* **Work to do**
From the listing below, pick out each line with the word "title".

* **Records to use**
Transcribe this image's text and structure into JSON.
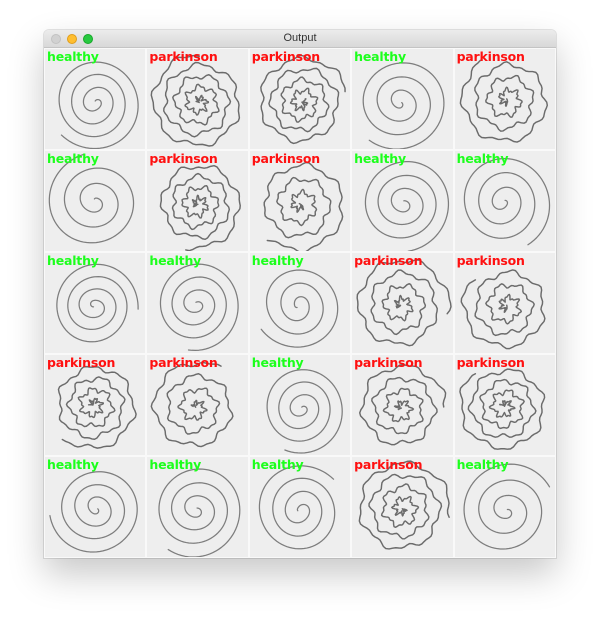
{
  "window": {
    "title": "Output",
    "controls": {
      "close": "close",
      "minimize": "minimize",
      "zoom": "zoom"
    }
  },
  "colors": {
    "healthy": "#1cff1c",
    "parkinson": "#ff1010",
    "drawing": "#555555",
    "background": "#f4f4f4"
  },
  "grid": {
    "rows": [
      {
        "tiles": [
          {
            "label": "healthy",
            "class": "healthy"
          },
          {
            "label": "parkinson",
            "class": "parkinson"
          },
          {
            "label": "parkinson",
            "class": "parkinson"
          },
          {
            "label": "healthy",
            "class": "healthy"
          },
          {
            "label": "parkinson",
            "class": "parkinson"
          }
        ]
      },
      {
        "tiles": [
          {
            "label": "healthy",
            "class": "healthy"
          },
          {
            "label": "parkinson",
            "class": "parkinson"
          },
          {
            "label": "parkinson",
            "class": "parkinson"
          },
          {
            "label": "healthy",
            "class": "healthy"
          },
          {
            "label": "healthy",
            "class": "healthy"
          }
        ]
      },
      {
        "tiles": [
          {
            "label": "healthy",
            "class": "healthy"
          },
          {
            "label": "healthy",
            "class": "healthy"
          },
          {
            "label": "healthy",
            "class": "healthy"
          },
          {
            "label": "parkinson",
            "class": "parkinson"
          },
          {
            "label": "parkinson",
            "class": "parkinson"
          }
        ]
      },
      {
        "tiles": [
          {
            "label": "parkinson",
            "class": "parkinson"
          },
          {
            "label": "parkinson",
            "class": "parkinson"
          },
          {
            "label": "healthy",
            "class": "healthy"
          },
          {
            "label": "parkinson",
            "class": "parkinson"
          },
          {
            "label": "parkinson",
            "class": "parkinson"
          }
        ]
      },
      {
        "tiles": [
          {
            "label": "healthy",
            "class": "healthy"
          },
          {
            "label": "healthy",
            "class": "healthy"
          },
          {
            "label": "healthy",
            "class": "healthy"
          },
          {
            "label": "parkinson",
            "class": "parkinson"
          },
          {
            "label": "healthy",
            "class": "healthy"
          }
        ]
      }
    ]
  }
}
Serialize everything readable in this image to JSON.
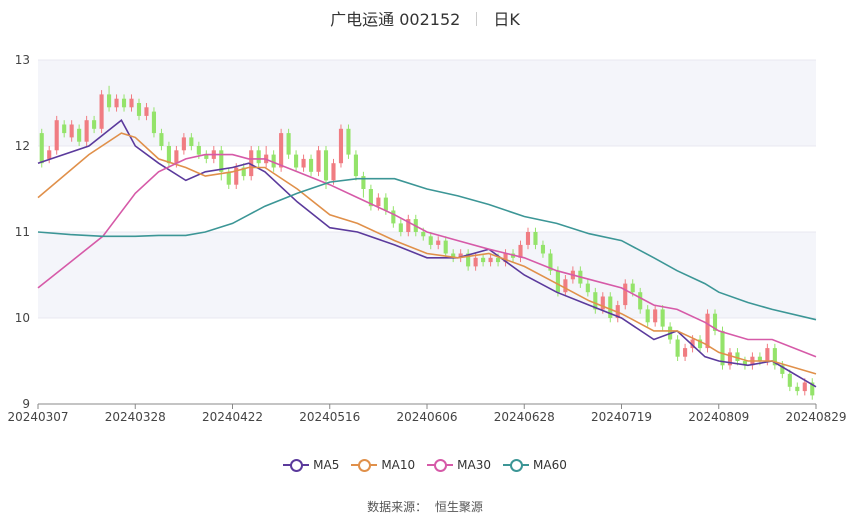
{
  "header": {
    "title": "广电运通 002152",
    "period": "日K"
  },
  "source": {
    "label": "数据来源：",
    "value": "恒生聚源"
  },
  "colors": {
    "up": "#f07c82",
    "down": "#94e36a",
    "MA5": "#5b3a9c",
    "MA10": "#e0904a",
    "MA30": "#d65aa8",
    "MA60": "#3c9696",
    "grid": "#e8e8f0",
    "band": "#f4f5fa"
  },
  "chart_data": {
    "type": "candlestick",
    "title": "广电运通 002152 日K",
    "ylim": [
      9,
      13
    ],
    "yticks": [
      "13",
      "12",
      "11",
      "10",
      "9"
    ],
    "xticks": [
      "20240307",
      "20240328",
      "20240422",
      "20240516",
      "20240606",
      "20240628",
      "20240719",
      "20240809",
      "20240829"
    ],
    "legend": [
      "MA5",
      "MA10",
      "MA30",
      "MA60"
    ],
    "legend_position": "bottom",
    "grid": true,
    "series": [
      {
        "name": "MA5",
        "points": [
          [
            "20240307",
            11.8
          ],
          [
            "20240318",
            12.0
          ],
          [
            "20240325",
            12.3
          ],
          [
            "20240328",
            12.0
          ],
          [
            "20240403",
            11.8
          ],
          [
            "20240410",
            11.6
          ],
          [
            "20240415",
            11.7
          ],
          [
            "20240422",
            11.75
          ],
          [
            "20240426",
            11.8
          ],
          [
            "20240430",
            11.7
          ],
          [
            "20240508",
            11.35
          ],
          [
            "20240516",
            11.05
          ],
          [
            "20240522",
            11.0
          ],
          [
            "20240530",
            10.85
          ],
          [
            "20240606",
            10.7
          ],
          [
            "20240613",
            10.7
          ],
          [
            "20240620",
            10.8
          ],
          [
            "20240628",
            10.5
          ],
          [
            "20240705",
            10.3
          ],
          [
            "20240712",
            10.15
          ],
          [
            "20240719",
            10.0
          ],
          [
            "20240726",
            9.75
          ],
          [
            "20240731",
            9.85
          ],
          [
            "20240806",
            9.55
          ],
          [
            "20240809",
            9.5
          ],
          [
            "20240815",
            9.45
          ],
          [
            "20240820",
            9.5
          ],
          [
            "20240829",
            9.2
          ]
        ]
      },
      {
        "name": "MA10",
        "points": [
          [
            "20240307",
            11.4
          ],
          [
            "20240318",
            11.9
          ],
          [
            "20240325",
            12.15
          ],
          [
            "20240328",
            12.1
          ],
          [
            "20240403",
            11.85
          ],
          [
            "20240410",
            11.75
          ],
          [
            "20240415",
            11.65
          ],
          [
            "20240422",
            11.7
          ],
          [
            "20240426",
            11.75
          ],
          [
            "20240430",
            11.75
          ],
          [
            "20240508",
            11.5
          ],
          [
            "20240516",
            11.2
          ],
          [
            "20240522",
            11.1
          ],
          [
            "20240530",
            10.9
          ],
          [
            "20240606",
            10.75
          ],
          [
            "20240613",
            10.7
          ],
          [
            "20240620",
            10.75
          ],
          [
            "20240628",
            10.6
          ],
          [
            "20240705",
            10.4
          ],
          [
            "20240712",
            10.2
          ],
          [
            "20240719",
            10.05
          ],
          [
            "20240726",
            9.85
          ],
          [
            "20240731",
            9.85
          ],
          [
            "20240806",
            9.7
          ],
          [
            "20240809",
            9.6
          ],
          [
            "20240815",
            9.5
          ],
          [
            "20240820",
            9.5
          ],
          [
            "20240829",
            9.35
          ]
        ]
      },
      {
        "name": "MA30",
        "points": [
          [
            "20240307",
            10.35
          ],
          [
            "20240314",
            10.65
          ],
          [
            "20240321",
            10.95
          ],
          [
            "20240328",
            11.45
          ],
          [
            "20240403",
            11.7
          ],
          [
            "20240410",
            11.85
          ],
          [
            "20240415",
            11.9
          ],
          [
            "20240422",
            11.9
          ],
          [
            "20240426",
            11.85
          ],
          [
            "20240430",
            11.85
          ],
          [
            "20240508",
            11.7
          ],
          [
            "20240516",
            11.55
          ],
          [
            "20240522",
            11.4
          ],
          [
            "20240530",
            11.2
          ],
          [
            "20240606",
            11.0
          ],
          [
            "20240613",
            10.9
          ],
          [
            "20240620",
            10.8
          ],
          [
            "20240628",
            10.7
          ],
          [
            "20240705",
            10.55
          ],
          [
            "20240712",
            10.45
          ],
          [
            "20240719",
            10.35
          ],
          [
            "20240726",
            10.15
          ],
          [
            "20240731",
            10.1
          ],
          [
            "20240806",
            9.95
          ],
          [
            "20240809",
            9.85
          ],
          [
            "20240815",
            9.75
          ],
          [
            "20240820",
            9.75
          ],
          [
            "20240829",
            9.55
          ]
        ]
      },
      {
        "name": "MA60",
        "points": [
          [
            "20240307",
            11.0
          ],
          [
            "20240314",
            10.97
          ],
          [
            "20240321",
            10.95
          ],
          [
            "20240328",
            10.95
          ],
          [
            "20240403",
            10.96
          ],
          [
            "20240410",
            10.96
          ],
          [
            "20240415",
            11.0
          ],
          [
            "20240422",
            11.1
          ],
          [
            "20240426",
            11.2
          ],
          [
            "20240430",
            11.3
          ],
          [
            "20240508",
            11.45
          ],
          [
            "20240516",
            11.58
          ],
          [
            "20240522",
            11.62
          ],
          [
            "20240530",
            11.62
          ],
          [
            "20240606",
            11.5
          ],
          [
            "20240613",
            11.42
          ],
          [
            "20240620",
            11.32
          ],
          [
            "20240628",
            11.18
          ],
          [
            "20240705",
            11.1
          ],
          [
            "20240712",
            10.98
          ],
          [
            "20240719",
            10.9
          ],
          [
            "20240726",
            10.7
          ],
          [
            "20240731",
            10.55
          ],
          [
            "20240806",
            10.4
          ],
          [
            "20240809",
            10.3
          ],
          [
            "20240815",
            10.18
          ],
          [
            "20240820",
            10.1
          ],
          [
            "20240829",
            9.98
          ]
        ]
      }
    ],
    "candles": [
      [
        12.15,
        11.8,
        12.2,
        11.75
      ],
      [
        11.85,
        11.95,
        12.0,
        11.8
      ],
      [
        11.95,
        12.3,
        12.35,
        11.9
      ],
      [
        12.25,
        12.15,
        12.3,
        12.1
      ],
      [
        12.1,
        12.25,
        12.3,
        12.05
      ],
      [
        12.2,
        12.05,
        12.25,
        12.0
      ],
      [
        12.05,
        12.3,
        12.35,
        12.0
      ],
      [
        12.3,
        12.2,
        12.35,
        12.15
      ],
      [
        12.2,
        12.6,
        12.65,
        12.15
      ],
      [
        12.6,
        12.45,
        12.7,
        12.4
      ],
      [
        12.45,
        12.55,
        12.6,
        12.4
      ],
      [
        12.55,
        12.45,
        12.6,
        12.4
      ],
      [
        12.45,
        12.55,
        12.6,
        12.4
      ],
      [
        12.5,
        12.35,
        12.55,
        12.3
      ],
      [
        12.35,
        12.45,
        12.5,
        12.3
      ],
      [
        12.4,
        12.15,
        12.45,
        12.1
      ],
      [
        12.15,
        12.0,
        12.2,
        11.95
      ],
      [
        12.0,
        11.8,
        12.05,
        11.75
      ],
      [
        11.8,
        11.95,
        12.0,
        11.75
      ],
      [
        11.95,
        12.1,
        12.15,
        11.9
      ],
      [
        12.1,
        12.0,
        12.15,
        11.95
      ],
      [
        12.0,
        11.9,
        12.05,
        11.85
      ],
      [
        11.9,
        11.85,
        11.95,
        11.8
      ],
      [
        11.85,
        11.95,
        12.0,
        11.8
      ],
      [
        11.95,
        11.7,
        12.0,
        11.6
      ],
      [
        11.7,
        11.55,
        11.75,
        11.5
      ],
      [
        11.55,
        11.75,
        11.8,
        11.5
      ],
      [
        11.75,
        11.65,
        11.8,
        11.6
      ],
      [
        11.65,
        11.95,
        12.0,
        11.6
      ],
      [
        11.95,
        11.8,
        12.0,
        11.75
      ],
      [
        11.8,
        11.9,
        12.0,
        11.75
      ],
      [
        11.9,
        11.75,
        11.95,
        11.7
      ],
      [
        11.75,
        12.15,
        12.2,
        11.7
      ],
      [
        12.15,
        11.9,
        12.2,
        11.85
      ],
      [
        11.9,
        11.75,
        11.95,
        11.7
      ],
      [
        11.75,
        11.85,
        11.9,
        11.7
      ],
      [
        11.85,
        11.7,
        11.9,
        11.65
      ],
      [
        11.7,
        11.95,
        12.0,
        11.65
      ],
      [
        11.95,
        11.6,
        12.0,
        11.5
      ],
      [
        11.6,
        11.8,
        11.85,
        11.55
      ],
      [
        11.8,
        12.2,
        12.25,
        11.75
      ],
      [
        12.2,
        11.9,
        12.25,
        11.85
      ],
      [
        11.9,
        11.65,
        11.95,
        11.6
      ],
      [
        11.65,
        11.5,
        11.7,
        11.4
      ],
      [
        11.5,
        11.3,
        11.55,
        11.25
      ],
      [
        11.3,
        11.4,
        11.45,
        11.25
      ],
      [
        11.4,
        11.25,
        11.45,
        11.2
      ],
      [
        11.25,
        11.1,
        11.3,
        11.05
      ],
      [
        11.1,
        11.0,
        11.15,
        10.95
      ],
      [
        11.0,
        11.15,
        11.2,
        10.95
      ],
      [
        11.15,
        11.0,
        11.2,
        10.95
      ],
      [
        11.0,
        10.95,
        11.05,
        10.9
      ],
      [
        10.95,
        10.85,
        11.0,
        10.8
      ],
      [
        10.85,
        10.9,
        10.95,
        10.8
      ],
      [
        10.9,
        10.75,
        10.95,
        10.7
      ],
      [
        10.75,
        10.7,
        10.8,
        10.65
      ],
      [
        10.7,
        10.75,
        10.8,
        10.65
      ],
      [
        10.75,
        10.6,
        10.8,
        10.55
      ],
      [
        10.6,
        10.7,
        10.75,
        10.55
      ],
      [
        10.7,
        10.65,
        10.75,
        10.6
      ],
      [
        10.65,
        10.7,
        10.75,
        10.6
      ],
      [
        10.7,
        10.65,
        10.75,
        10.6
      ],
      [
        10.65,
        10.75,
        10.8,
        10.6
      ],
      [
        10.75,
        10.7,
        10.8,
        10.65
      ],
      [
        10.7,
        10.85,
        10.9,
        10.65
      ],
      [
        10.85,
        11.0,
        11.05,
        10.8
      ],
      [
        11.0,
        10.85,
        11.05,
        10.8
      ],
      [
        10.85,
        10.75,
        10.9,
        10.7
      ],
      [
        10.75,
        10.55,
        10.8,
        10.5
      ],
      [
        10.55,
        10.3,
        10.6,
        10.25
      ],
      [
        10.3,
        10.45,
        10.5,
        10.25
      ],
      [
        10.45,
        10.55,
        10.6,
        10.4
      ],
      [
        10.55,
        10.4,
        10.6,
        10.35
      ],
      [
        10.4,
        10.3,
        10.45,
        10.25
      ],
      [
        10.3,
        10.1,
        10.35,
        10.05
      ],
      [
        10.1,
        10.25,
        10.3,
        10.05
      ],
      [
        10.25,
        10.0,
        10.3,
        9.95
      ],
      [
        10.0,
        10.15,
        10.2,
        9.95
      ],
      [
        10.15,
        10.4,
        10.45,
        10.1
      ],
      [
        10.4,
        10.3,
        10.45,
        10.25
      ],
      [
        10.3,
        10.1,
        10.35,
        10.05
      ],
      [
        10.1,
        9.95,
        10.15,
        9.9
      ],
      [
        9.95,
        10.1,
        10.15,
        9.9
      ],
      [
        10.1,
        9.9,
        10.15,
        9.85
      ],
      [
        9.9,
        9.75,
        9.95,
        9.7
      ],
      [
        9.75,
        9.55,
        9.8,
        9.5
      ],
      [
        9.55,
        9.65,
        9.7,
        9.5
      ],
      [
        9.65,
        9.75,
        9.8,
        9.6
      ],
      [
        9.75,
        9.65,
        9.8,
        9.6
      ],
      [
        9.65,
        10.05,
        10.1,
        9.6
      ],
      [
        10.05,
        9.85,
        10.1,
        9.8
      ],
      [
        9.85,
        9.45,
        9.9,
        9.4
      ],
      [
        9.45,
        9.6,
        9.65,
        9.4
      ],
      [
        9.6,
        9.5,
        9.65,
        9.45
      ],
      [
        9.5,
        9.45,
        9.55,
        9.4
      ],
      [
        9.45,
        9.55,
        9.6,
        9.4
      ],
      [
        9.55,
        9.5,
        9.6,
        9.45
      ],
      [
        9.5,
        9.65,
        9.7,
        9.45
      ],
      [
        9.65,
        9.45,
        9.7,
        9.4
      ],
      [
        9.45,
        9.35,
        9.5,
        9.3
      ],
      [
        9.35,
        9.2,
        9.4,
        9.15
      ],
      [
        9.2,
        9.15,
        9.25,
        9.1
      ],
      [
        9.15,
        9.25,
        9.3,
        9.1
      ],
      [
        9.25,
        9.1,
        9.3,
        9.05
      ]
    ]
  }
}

* **Finished exercise**
    "title": "Output",
    "title": "广电运通 002152",
    "title": "广电运通 002152 日K",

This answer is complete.